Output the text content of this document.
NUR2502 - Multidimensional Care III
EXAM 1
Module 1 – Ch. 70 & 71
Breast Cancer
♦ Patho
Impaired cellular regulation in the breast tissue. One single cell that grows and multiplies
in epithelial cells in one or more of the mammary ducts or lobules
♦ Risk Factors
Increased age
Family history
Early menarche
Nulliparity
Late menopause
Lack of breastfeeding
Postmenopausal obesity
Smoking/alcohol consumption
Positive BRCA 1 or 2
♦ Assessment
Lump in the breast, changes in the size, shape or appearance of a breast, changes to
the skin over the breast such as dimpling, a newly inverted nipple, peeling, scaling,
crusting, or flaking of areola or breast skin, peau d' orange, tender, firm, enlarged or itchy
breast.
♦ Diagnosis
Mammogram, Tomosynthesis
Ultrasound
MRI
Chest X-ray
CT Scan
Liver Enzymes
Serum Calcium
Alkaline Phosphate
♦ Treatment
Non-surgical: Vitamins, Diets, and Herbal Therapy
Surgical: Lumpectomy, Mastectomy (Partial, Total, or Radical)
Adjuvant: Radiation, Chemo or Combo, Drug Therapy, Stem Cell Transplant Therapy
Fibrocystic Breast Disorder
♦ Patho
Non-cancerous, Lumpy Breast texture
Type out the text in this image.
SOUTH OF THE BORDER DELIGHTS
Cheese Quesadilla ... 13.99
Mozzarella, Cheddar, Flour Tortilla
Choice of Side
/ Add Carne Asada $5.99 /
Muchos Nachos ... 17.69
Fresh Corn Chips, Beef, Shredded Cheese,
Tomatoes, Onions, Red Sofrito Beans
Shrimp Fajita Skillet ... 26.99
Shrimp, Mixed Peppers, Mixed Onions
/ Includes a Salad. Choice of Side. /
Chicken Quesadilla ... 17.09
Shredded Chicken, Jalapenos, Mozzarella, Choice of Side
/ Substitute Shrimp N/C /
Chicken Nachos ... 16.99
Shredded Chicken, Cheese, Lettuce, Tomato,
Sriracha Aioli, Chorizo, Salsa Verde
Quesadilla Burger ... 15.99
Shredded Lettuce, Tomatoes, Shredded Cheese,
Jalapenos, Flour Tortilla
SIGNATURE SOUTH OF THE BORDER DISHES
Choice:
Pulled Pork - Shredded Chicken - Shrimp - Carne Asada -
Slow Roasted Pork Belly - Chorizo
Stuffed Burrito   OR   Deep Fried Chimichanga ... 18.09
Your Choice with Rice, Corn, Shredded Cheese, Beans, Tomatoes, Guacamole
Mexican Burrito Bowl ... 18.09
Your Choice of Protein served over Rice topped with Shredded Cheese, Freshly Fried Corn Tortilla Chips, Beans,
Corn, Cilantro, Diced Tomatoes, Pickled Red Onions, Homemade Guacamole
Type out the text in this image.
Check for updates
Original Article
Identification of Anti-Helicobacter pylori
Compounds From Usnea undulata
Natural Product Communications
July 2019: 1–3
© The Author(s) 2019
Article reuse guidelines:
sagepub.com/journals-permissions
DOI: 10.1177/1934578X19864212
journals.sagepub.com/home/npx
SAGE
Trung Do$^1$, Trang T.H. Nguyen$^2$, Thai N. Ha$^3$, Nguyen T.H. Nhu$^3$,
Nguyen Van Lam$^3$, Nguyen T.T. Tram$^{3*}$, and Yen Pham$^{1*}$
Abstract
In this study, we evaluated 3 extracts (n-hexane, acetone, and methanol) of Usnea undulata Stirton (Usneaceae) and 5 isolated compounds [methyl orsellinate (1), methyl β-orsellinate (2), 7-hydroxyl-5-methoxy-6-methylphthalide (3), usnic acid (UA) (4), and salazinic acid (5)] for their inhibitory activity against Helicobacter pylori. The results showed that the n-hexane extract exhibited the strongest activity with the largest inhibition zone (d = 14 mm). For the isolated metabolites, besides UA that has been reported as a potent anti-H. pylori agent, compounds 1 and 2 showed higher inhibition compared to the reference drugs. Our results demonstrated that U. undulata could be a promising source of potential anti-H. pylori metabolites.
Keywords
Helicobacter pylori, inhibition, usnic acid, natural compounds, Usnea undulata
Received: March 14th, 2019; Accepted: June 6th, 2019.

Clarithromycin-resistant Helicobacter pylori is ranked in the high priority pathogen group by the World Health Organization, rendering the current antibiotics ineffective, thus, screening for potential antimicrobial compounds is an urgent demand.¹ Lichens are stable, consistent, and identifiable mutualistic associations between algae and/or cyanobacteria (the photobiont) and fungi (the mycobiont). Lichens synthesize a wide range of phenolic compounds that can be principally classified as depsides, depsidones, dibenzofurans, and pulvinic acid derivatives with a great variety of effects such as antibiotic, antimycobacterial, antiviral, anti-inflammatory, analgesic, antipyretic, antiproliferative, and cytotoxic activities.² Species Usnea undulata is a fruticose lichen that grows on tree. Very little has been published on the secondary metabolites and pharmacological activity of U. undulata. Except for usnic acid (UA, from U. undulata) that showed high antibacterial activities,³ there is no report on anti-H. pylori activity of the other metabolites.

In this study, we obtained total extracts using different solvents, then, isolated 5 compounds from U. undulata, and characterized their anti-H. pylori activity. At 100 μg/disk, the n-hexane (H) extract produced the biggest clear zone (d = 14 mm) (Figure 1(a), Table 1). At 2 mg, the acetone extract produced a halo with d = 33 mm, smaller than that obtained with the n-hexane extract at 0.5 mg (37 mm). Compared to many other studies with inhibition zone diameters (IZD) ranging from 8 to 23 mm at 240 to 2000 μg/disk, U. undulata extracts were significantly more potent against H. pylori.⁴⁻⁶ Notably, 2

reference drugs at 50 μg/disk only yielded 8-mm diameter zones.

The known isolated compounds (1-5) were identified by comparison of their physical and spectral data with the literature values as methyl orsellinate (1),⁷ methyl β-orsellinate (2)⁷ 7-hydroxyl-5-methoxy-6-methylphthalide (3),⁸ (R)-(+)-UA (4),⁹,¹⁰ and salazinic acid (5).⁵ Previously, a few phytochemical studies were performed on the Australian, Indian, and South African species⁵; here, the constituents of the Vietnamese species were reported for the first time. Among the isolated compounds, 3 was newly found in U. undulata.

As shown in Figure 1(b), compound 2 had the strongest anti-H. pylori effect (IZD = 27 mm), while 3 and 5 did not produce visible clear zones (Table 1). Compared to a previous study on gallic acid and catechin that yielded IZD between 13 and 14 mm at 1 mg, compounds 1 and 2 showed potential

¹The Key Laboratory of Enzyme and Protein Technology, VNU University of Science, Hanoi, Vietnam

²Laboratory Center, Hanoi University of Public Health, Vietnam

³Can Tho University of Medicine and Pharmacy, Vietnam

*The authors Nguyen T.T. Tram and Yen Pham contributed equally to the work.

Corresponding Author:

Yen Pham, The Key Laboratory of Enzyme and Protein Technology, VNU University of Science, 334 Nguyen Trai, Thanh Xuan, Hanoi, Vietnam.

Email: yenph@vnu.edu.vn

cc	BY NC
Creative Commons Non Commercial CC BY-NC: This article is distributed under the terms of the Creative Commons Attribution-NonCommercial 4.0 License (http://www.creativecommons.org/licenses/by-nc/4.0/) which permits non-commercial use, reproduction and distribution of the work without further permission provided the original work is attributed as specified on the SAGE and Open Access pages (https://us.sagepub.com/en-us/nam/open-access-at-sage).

----------------------------------------

§ **Assigned task**:
Make an exact copy of the listing shown above.

§ **Written response**:
Output the text content of this document.
NUR2502 - Multidimensional Care III
EXAM 1
Module 1 – Ch. 70 & 71
Breast Cancer
♦ Patho
Impaired cellular regulation in the breast tissue. One single cell that grows and multiplies
in epithelial cells in one or more of the mammary ducts or lobules
♦ Risk Factors
Increased age
Family history
Early menarche
Nulliparity
Late menopause
Lack of breastfeeding
Postmenopausal obesity
Smoking/alcohol consumption
Positive BRCA 1 or 2
♦ Assessment
Lump in the breast, changes in the size, shape or appearance of a breast, changes to
the skin over the breast such as dimpling, a newly inverted nipple, peeling, scaling,
crusting, or flaking of areola or breast skin, peau d' orange, tender, firm, enlarged or itchy
breast.
♦ Diagnosis
Mammogram, Tomosynthesis
Ultrasound
MRI
Chest X-ray
CT Scan
Liver Enzymes
Serum Calcium
Alkaline Phosphate
♦ Treatment
Non-surgical: Vitamins, Diets, and Herbal Therapy
Surgical: Lumpectomy, Mastectomy (Partial, Total, or Radical)
Adjuvant: Radiation, Chemo or Combo, Drug Therapy, Stem Cell Transplant Therapy
Fibrocystic Breast Disorder
♦ Patho
Non-cancerous, Lumpy Breast texture
Type out the text in this image.
SOUTH OF THE BORDER DELIGHTS
Cheese Quesadilla ... 13.99
Mozzarella, Cheddar, Flour Tortilla
Choice of Side
/ Add Carne Asada $5.99 /
Muchos Nachos ... 17.69
Fresh Corn Chips, Beef, Shredded Cheese,
Tomatoes, Onions, Red Sofrito Beans
Shrimp Fajita Skillet ... 26.99
Shrimp, Mixed Peppers, Mixed Onions
/ Includes a Salad. Choice of Side. /
Chicken Quesadilla ... 17.09
Shredded Chicken, Jalapenos, Mozzarella, Choice of Side
/ Substitute Shrimp N/C /
Chicken Nachos ... 16.99
Shredded Chicken, Cheese, Lettuce, Tomato,
Sriracha Aioli, Chorizo, Salsa Verde
Quesadilla Burger ... 15.99
Shredded Lettuce, Tomatoes, Shredded Cheese,
Jalapenos, Flour Tortilla
SIGNATURE SOUTH OF THE BORDER DISHES
Choice:
Pulled Pork - Shredded Chicken - Shrimp - Carne Asada -
Slow Roasted Pork Belly - Chorizo
Stuffed Burrito   OR   Deep Fried Chimichanga ... 18.09
Your Choice with Rice, Corn, Shredded Cheese, Beans, Tomatoes, Guacamole
Mexican Burrito Bowl ... 18.09
Your Choice of Protein served over Rice topped with Shredded Cheese, Freshly Fried Corn Tortilla Chips, Beans,
Corn, Cilantro, Diced Tomatoes, Pickled Red Onions, Homemade Guacamole
Type out the text in this image.
Check for updates
Original Article
Identification of Anti-Helicobacter pylori
Compounds From Usnea undulata
Natural Product Communications
July 2019: 1–3
© The Author(s) 2019
Article reuse guidelines:
sagepub.com/journals-permissions
DOI: 10.1177/1934578X19864212
journals.sagepub.com/home/npx
SAGE
Trung Do$^1$, Trang T.H. Nguyen$^2$, Thai N. Ha$^3$, Nguyen T.H. Nhu$^3$,
Nguyen Van Lam$^3$, Nguyen T.T. Tram$^{3*}$, and Yen Pham$^{1*}$
Abstract
In this study, we evaluated 3 extracts (n-hexane, acetone, and methanol) of Usnea undulata Stirton (Usneaceae) and 5 isolated compounds [methyl orsellinate (1), methyl β-orsellinate (2), 7-hydroxyl-5-methoxy-6-methylphthalide (3), usnic acid (UA) (4), and salazinic acid (5)] for their inhibitory activity against Helicobacter pylori. The results showed that the n-hexane extract exhibited the strongest activity with the largest inhibition zone (d = 14 mm). For the isolated metabolites, besides UA that has been reported as a potent anti-H. pylori agent, compounds 1 and 2 showed higher inhibition compared to the reference drugs. Our results demonstrated that U. undulata could be a promising source of potential anti-H. pylori metabolites.
Keywords
Helicobacter pylori, inhibition, usnic acid, natural compounds, Usnea undulata
Received: March 14th, 2019; Accepted: June 6th, 2019.

Clarithromycin-resistant Helicobacter pylori is ranked in the high priority pathogen group by the World Health Organization, rendering the current antibiotics ineffective, thus, screening for potential antimicrobial compounds is an urgent demand.¹ Lichens are stable, consistent, and identifiable mutualistic associations between algae and/or cyanobacteria (the photobiont) and fungi (the mycobiont). Lichens synthesize a wide range of phenolic compounds that can be principally classified as depsides, depsidones, dibenzofurans, and pulvinic acid derivatives with a great variety of effects such as antibiotic, antimycobacterial, antiviral, anti-inflammatory, analgesic, antipyretic, antiproliferative, and cytotoxic activities.² Species Usnea undulata is a fruticose lichen that grows on tree. Very little has been published on the secondary metabolites and pharmacological activity of U. undulata. Except for usnic acid (UA, from U. undulata) that showed high antibacterial activities,³ there is no report on anti-H. pylori activity of the other metabolites.

In this study, we obtained total extracts using different solvents, then, isolated 5 compounds from U. undulata, and characterized their anti-H. pylori activity. At 100 μg/disk, the n-hexane (H) extract produced the biggest clear zone (d = 14 mm) (Figure 1(a), Table 1). At 2 mg, the acetone extract produced a halo with d = 33 mm, smaller than that obtained with the n-hexane extract at 0.5 mg (37 mm). Compared to many other studies with inhibition zone diameters (IZD) ranging from 8 to 23 mm at 240 to 2000 μg/disk, U. undulata extracts were significantly more potent against H. pylori.⁴⁻⁶ Notably, 2

reference drugs at 50 μg/disk only yielded 8-mm diameter zones.

The known isolated compounds (1-5) were identified by comparison of their physical and spectral data with the literature values as methyl orsellinate (1),⁷ methyl β-orsellinate (2)⁷ 7-hydroxyl-5-methoxy-6-methylphthalide (3),⁸ (R)-(+)-UA (4),⁹,¹⁰ and salazinic acid (5).⁵ Previously, a few phytochemical studies were performed on the Australian, Indian, and South African species⁵; here, the constituents of the Vietnamese species were reported for the first time. Among the isolated compounds, 3 was newly found in U. undulata.

As shown in Figure 1(b), compound 2 had the strongest anti-H. pylori effect (IZD = 27 mm), while 3 and 5 did not produce visible clear zones (Table 1). Compared to a previous study on gallic acid and catechin that yielded IZD between 13 and 14 mm at 1 mg, compounds 1 and 2 showed potential

¹The Key Laboratory of Enzyme and Protein Technology, VNU University of Science, Hanoi, Vietnam

²Laboratory Center, Hanoi University of Public Health, Vietnam

³Can Tho University of Medicine and Pharmacy, Vietnam

*The authors Nguyen T.T. Tram and Yen Pham contributed equally to the work.

Corresponding Author:

Yen Pham, The Key Laboratory of Enzyme and Protein Technology, VNU University of Science, 334 Nguyen Trai, Thanh Xuan, Hanoi, Vietnam.

Email: yenph@vnu.edu.vn

cc	BY NC
Creative Commons Non Commercial CC BY-NC: This article is distributed under the terms of the Creative Commons Attribution-NonCommercial 4.0 License (http://www.creativecommons.org/licenses/by-nc/4.0/) which permits non-commercial use, reproduction and distribution of the work without further permission provided the original work is attributed as specified on the SAGE and Open Access pages (https://us.sagepub.com/en-us/nam/open-access-at-sage).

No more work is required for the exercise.